• [Stated task]:
Find every line in the records below that holds the word "Geodesic" and copy it.
=== Record list ===
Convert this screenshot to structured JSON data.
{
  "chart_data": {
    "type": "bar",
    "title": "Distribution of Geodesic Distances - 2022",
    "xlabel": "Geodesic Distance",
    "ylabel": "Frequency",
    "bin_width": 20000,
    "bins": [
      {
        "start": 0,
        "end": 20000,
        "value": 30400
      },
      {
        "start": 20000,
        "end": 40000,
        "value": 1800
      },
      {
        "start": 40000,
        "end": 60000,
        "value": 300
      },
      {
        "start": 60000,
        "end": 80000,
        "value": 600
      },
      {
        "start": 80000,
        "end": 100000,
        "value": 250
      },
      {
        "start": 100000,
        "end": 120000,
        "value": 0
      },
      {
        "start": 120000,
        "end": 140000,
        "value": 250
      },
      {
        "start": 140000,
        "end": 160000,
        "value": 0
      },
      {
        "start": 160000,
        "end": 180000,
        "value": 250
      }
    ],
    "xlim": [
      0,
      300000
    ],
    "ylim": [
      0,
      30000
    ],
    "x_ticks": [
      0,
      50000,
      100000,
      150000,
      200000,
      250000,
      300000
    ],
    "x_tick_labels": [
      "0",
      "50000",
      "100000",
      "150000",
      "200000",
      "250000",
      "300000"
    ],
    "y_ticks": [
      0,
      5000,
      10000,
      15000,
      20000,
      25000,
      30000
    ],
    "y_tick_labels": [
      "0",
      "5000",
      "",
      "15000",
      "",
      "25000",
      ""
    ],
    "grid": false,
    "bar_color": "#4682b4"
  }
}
===
• [Task solution]:
    "title": "Distribution of Geodesic Distances - 2022",
    "xlabel": "Geodesic Distance",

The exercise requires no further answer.